• Figure dataset records:
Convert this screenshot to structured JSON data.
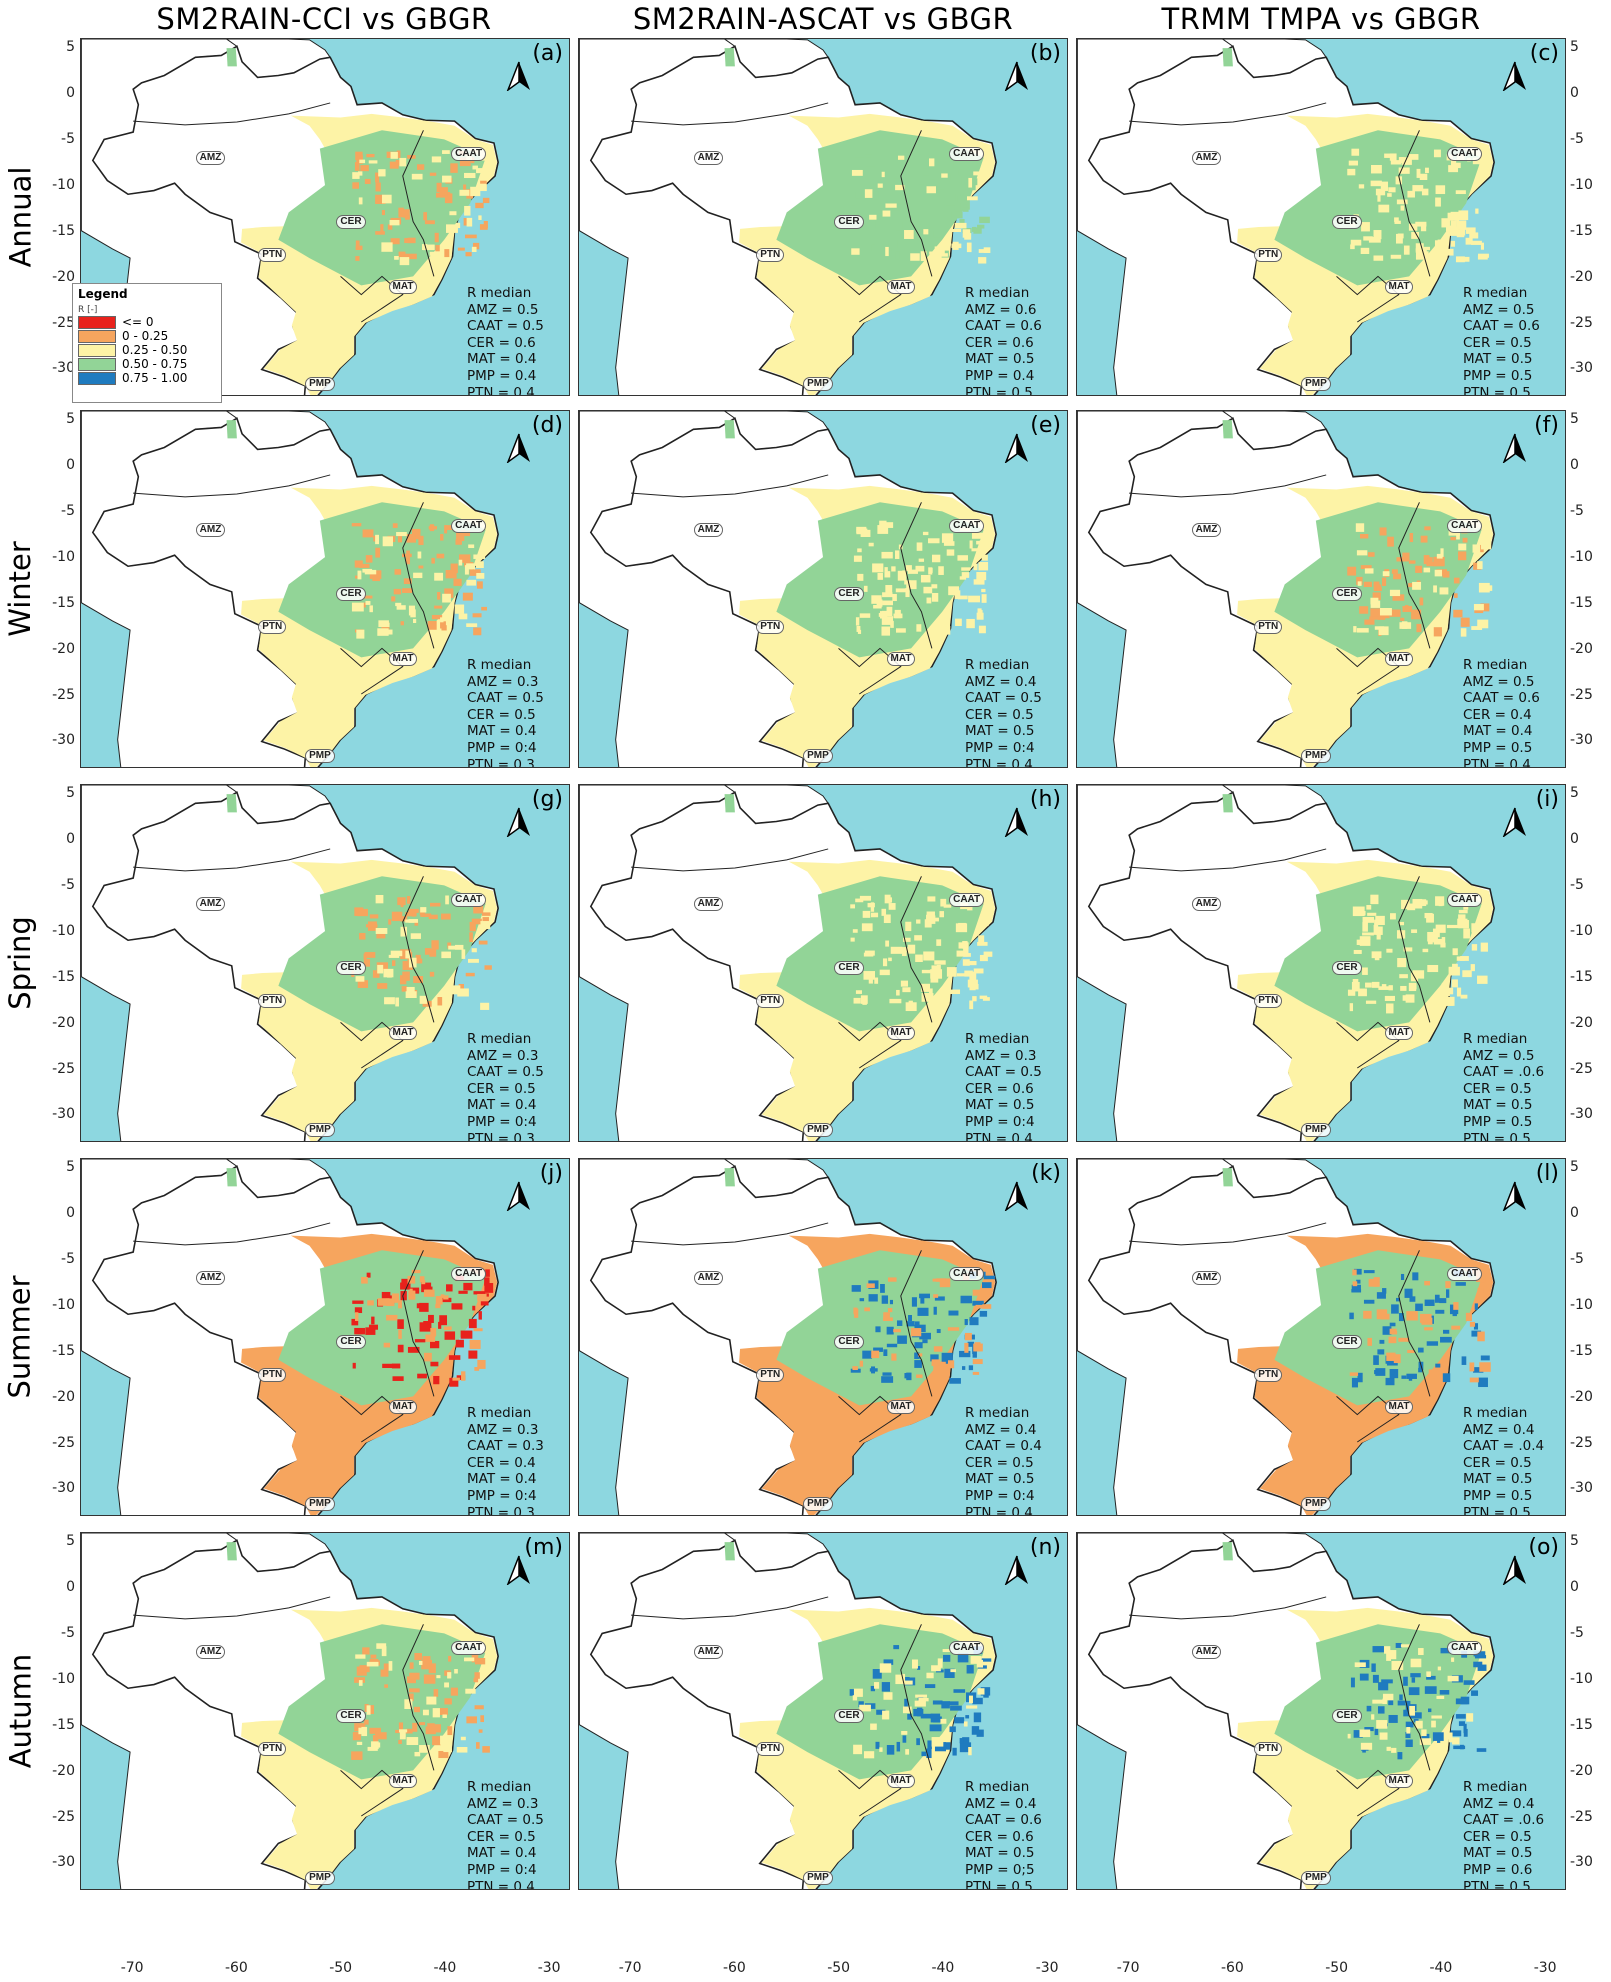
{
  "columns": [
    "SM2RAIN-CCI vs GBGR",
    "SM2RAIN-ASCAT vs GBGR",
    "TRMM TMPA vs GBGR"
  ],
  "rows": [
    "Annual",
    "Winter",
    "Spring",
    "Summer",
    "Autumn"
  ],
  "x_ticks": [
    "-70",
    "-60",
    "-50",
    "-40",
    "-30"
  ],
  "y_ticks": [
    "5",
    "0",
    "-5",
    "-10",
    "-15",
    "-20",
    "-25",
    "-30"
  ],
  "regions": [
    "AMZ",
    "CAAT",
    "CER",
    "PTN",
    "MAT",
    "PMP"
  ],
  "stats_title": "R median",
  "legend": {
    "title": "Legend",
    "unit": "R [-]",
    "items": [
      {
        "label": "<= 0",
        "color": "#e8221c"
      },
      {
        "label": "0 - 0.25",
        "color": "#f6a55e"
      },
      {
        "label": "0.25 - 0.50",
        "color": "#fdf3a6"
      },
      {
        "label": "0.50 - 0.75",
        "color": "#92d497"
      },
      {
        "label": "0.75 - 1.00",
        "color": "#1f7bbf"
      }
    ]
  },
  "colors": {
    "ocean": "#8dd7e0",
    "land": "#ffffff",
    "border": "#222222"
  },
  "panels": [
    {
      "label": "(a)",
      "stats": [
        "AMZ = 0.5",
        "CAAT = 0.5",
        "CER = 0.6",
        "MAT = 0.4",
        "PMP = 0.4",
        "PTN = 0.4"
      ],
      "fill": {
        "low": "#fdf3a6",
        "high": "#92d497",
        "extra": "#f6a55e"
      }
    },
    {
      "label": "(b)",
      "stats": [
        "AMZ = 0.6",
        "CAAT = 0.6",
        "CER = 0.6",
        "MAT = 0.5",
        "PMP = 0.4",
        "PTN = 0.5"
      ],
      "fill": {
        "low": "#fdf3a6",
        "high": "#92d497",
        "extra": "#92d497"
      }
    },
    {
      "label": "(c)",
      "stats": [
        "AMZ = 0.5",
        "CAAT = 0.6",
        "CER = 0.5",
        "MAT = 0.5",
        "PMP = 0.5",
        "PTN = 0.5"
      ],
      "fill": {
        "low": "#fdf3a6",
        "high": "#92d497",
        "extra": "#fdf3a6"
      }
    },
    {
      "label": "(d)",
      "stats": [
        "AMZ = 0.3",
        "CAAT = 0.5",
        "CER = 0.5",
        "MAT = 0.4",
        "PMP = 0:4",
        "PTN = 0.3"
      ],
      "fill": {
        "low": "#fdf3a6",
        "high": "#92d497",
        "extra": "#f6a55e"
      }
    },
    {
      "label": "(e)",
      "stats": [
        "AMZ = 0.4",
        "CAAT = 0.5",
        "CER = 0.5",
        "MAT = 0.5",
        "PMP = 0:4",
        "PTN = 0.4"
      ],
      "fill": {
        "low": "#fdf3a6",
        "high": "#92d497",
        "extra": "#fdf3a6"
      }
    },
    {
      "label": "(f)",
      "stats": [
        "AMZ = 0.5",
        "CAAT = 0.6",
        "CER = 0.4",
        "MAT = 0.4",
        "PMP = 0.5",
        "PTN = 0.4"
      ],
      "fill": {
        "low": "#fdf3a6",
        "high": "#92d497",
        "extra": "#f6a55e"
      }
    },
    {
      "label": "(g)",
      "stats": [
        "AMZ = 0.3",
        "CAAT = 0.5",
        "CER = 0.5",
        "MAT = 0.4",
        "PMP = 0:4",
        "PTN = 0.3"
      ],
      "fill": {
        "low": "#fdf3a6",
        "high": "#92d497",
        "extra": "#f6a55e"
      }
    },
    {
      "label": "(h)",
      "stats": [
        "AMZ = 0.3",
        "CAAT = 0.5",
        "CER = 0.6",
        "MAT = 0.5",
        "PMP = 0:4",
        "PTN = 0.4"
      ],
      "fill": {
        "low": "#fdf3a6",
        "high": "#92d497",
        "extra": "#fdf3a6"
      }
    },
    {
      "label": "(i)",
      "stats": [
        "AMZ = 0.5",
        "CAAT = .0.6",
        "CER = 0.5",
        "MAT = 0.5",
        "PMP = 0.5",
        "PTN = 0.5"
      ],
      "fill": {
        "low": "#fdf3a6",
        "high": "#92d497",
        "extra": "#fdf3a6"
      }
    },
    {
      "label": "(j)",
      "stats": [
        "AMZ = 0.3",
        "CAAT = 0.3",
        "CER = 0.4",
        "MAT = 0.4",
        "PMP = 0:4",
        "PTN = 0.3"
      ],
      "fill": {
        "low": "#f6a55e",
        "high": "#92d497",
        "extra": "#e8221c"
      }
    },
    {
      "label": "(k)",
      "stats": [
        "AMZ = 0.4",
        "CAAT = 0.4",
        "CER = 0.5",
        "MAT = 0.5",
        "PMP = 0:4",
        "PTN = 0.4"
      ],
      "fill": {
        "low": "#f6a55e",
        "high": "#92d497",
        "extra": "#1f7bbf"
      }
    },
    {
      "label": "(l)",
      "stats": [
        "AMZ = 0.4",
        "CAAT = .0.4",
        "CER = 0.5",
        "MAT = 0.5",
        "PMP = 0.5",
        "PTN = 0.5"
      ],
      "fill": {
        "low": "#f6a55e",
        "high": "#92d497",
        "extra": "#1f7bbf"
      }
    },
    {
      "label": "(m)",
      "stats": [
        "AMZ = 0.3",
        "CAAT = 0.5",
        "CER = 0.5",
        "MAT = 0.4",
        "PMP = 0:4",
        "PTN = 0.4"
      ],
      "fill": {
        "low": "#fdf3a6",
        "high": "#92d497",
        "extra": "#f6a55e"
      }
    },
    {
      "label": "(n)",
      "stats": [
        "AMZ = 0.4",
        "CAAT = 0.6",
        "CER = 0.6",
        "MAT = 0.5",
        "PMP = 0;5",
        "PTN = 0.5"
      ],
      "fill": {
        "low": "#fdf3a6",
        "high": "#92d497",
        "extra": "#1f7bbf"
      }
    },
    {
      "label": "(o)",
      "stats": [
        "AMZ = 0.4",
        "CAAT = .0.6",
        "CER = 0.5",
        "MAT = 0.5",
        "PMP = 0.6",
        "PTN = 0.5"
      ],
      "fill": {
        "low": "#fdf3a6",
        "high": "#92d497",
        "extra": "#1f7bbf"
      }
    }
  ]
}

• OBJECTIVE: Quote in full the listing given above; the images are to be left out.

• PROBLEM SOLUTION:
Convert this screenshot to structured JSON data.
{
  "columns": [
    "SM2RAIN-CCI vs GBGR",
    "SM2RAIN-ASCAT vs GBGR",
    "TRMM TMPA vs GBGR"
  ],
  "rows": [
    "Annual",
    "Winter",
    "Spring",
    "Summer",
    "Autumn"
  ],
  "x_ticks": [
    "-70",
    "-60",
    "-50",
    "-40",
    "-30"
  ],
  "y_ticks": [
    "5",
    "0",
    "-5",
    "-10",
    "-15",
    "-20",
    "-25",
    "-30"
  ],
  "regions": [
    "AMZ",
    "CAAT",
    "CER",
    "PTN",
    "MAT",
    "PMP"
  ],
  "stats_title": "R median",
  "legend": {
    "title": "Legend",
    "unit": "R [-]",
    "items": [
      {
        "label": "<= 0",
        "color": "#e8221c"
      },
      {
        "label": "0 - 0.25",
        "color": "#f6a55e"
      },
      {
        "label": "0.25 - 0.50",
        "color": "#fdf3a6"
      },
      {
        "label": "0.50 - 0.75",
        "color": "#92d497"
      },
      {
        "label": "0.75 - 1.00",
        "color": "#1f7bbf"
      }
    ]
  },
  "colors": {
    "ocean": "#8dd7e0",
    "land": "#ffffff",
    "border": "#222222"
  },
  "panels": [
    {
      "label": "(a)",
      "stats": [
        "AMZ = 0.5",
        "CAAT = 0.5",
        "CER = 0.6",
        "MAT = 0.4",
        "PMP = 0.4",
        "PTN = 0.4"
      ],
      "fill": {
        "low": "#fdf3a6",
        "high": "#92d497",
        "extra": "#f6a55e"
      }
    },
    {
      "label": "(b)",
      "stats": [
        "AMZ = 0.6",
        "CAAT = 0.6",
        "CER = 0.6",
        "MAT = 0.5",
        "PMP = 0.4",
        "PTN = 0.5"
      ],
      "fill": {
        "low": "#fdf3a6",
        "high": "#92d497",
        "extra": "#92d497"
      }
    },
    {
      "label": "(c)",
      "stats": [
        "AMZ = 0.5",
        "CAAT = 0.6",
        "CER = 0.5",
        "MAT = 0.5",
        "PMP = 0.5",
        "PTN = 0.5"
      ],
      "fill": {
        "low": "#fdf3a6",
        "high": "#92d497",
        "extra": "#fdf3a6"
      }
    },
    {
      "label": "(d)",
      "stats": [
        "AMZ = 0.3",
        "CAAT = 0.5",
        "CER = 0.5",
        "MAT = 0.4",
        "PMP = 0:4",
        "PTN = 0.3"
      ],
      "fill": {
        "low": "#fdf3a6",
        "high": "#92d497",
        "extra": "#f6a55e"
      }
    },
    {
      "label": "(e)",
      "stats": [
        "AMZ = 0.4",
        "CAAT = 0.5",
        "CER = 0.5",
        "MAT = 0.5",
        "PMP = 0:4",
        "PTN = 0.4"
      ],
      "fill": {
        "low": "#fdf3a6",
        "high": "#92d497",
        "extra": "#fdf3a6"
      }
    },
    {
      "label": "(f)",
      "stats": [
        "AMZ = 0.5",
        "CAAT = 0.6",
        "CER = 0.4",
        "MAT = 0.4",
        "PMP = 0.5",
        "PTN = 0.4"
      ],
      "fill": {
        "low": "#fdf3a6",
        "high": "#92d497",
        "extra": "#f6a55e"
      }
    },
    {
      "label": "(g)",
      "stats": [
        "AMZ = 0.3",
        "CAAT = 0.5",
        "CER = 0.5",
        "MAT = 0.4",
        "PMP = 0:4",
        "PTN = 0.3"
      ],
      "fill": {
        "low": "#fdf3a6",
        "high": "#92d497",
        "extra": "#f6a55e"
      }
    },
    {
      "label": "(h)",
      "stats": [
        "AMZ = 0.3",
        "CAAT = 0.5",
        "CER = 0.6",
        "MAT = 0.5",
        "PMP = 0:4",
        "PTN = 0.4"
      ],
      "fill": {
        "low": "#fdf3a6",
        "high": "#92d497",
        "extra": "#fdf3a6"
      }
    },
    {
      "label": "(i)",
      "stats": [
        "AMZ = 0.5",
        "CAAT = .0.6",
        "CER = 0.5",
        "MAT = 0.5",
        "PMP = 0.5",
        "PTN = 0.5"
      ],
      "fill": {
        "low": "#fdf3a6",
        "high": "#92d497",
        "extra": "#fdf3a6"
      }
    },
    {
      "label": "(j)",
      "stats": [
        "AMZ = 0.3",
        "CAAT = 0.3",
        "CER = 0.4",
        "MAT = 0.4",
        "PMP = 0:4",
        "PTN = 0.3"
      ],
      "fill": {
        "low": "#f6a55e",
        "high": "#92d497",
        "extra": "#e8221c"
      }
    },
    {
      "label": "(k)",
      "stats": [
        "AMZ = 0.4",
        "CAAT = 0.4",
        "CER = 0.5",
        "MAT = 0.5",
        "PMP = 0:4",
        "PTN = 0.4"
      ],
      "fill": {
        "low": "#f6a55e",
        "high": "#92d497",
        "extra": "#1f7bbf"
      }
    },
    {
      "label": "(l)",
      "stats": [
        "AMZ = 0.4",
        "CAAT = .0.4",
        "CER = 0.5",
        "MAT = 0.5",
        "PMP = 0.5",
        "PTN = 0.5"
      ],
      "fill": {
        "low": "#f6a55e",
        "high": "#92d497",
        "extra": "#1f7bbf"
      }
    },
    {
      "label": "(m)",
      "stats": [
        "AMZ = 0.3",
        "CAAT = 0.5",
        "CER = 0.5",
        "MAT = 0.4",
        "PMP = 0:4",
        "PTN = 0.4"
      ],
      "fill": {
        "low": "#fdf3a6",
        "high": "#92d497",
        "extra": "#f6a55e"
      }
    },
    {
      "label": "(n)",
      "stats": [
        "AMZ = 0.4",
        "CAAT = 0.6",
        "CER = 0.6",
        "MAT = 0.5",
        "PMP = 0;5",
        "PTN = 0.5"
      ],
      "fill": {
        "low": "#fdf3a6",
        "high": "#92d497",
        "extra": "#1f7bbf"
      }
    },
    {
      "label": "(o)",
      "stats": [
        "AMZ = 0.4",
        "CAAT = .0.6",
        "CER = 0.5",
        "MAT = 0.5",
        "PMP = 0.6",
        "PTN = 0.5"
      ],
      "fill": {
        "low": "#fdf3a6",
        "high": "#92d497",
        "extra": "#1f7bbf"
      }
    }
  ]
}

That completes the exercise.